- Material shown -
◆ ◆ ◆ ◆ ◆ ◆ ◆

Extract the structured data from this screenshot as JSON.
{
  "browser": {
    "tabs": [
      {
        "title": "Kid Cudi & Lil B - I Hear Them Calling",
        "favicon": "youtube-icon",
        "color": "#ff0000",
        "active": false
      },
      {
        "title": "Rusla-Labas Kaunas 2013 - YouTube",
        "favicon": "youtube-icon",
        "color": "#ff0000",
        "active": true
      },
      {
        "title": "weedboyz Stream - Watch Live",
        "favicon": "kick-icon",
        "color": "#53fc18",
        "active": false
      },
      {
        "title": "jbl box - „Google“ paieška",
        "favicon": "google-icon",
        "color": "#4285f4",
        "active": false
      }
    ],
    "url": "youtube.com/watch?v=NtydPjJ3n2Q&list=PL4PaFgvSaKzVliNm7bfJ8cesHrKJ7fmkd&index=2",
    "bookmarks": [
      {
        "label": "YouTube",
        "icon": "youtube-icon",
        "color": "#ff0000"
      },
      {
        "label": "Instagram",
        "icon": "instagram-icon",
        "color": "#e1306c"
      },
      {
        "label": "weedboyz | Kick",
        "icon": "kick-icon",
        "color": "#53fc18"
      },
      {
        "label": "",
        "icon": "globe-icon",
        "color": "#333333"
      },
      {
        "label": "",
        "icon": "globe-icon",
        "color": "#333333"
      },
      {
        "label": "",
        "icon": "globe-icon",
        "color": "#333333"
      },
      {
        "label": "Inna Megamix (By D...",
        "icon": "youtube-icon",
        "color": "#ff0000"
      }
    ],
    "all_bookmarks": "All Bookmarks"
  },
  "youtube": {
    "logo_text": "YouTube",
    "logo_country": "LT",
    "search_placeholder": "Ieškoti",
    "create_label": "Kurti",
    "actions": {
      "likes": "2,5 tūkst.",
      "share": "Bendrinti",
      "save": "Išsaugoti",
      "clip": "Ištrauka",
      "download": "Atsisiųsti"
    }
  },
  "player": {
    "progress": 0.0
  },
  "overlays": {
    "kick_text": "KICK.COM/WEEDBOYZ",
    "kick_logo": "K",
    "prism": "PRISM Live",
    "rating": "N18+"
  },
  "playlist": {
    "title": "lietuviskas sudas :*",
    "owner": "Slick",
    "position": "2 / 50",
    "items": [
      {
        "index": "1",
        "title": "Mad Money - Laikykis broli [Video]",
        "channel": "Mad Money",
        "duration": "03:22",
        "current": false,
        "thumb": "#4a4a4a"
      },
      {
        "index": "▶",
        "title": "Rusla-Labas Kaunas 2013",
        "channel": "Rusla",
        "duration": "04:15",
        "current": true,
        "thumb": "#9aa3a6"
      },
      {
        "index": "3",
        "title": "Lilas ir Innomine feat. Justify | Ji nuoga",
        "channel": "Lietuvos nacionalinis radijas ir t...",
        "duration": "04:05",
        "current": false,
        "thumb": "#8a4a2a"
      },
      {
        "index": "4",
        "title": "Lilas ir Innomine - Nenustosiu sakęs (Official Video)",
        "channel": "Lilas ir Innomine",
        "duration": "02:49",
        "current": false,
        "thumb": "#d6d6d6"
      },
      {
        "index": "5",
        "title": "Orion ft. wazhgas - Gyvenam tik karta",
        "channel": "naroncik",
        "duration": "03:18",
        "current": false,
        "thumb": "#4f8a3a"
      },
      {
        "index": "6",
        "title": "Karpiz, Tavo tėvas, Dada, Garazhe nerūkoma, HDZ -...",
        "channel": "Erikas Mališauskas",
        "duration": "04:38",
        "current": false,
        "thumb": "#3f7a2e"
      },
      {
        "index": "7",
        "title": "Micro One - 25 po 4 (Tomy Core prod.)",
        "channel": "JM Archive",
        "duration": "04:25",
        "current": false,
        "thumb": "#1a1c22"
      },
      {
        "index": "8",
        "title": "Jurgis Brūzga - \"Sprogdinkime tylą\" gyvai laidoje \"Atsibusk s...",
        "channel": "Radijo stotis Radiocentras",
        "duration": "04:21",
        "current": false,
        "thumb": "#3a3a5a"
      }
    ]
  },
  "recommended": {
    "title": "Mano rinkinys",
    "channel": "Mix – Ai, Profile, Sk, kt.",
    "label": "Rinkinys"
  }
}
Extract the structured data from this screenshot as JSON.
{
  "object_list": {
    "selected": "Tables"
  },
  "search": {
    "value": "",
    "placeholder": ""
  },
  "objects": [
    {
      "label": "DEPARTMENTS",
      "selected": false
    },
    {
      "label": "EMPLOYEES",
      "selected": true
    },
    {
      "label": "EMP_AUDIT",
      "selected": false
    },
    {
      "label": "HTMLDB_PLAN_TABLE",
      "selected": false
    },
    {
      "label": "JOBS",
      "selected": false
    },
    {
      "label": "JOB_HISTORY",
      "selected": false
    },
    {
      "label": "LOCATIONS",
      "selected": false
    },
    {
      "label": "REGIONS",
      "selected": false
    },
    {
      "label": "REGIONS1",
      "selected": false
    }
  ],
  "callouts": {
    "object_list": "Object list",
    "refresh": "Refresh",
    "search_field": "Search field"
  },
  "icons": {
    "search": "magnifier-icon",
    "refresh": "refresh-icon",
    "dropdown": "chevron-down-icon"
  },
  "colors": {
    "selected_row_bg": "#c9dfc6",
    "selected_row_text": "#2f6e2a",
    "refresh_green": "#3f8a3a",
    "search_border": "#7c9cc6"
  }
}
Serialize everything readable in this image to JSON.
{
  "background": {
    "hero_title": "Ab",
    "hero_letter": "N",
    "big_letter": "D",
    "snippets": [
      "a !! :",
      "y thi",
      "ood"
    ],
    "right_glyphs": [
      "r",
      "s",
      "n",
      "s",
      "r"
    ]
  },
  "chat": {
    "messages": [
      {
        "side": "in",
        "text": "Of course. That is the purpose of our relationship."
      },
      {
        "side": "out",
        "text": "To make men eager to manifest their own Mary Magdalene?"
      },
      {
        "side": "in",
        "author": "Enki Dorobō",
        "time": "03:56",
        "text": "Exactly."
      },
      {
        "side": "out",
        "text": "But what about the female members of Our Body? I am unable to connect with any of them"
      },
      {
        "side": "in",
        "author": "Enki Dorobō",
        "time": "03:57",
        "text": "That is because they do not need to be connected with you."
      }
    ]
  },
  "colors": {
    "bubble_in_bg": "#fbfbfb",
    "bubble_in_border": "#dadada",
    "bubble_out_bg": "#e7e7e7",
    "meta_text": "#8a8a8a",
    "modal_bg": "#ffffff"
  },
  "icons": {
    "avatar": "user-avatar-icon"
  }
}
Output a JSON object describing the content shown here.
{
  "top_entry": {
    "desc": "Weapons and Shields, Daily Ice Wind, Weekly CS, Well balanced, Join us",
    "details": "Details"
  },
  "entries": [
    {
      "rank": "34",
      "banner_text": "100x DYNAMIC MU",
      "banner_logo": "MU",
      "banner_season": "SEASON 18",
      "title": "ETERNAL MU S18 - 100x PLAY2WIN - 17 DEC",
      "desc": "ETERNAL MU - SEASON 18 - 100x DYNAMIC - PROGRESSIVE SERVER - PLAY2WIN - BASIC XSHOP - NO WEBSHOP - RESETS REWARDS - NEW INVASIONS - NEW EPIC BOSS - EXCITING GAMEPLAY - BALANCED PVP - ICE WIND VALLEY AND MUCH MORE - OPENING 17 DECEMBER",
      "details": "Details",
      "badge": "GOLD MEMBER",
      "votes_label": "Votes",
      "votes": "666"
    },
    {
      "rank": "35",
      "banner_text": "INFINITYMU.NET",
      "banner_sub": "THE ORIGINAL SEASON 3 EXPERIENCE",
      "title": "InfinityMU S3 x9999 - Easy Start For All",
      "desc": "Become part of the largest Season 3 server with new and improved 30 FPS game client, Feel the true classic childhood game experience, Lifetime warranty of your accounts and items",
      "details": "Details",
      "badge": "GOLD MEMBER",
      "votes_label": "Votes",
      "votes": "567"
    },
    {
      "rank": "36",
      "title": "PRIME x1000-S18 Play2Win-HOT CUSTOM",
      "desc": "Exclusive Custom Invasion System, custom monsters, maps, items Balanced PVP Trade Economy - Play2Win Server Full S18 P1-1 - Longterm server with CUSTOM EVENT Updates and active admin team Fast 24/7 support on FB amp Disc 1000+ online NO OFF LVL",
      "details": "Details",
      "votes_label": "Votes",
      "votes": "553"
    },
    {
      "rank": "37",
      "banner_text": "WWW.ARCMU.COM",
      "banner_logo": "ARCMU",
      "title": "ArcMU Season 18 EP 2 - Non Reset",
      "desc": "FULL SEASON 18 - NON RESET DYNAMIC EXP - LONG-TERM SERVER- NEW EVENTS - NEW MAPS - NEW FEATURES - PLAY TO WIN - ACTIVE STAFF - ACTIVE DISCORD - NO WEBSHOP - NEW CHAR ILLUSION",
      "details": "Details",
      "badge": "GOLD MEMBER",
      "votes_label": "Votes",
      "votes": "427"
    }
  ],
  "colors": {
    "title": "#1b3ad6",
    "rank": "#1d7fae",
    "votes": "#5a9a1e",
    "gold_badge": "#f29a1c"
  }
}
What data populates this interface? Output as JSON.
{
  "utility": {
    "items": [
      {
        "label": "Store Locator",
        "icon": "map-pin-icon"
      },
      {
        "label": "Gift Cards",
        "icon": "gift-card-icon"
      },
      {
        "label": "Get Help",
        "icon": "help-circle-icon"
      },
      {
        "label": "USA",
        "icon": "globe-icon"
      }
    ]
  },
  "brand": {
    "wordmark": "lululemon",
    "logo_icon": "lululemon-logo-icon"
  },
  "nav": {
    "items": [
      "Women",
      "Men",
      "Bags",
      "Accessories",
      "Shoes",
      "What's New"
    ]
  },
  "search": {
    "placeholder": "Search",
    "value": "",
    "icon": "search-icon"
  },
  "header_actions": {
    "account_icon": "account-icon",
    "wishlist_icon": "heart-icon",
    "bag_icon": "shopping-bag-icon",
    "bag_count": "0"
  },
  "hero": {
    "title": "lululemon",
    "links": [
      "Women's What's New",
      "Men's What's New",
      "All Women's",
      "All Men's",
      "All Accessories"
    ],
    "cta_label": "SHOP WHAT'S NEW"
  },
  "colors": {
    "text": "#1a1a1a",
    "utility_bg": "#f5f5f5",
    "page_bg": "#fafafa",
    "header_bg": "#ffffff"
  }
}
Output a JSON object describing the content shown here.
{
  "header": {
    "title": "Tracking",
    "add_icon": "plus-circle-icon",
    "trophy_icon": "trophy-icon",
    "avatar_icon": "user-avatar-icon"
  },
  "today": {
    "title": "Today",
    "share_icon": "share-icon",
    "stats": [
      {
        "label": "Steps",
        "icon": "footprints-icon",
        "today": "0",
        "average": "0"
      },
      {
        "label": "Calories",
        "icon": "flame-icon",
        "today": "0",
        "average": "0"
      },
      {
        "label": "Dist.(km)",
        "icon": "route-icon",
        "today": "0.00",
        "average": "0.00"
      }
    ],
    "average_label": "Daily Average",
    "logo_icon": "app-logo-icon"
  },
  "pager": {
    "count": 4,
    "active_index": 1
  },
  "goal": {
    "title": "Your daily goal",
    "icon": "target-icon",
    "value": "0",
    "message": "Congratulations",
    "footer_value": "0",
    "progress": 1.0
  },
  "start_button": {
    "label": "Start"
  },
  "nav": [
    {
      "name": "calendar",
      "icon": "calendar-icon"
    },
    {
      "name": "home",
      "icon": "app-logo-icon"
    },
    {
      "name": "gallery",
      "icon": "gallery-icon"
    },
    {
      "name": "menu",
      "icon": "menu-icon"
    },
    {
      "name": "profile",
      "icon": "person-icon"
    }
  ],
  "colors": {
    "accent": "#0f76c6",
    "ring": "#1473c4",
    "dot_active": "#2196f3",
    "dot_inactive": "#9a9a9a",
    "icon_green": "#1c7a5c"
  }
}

◆ ◆ ◆ ◆ ◆ ◆ ◆

- Prompt -
Identify the lines that contain the string "WEBSHOP", and copy every one of them.

- Answer to the task -
      "desc": "ETERNAL MU - SEASON 18 - 100x DYNAMIC - PROGRESSIVE SERVER - PLAY2WIN - BASIC XSHOP - NO WEBSHOP - RESETS REWARDS - NEW INVASIONS - NEW EPIC BOSS - EXCITING GAMEPLAY - BALANCED PVP - ICE WIND VALLEY AND MUCH MORE - OPENING 17 DECEMBER",
      "desc": "FULL SEASON 18 - NON RESET DYNAMIC EXP - LONG-TERM SERVER- NEW EVENTS - NEW MAPS - NEW FEATURES - PLAY TO WIN - ACTIVE STAFF - ACTIVE DISCORD - NO WEBSHOP - NEW CHAR ILLUSION",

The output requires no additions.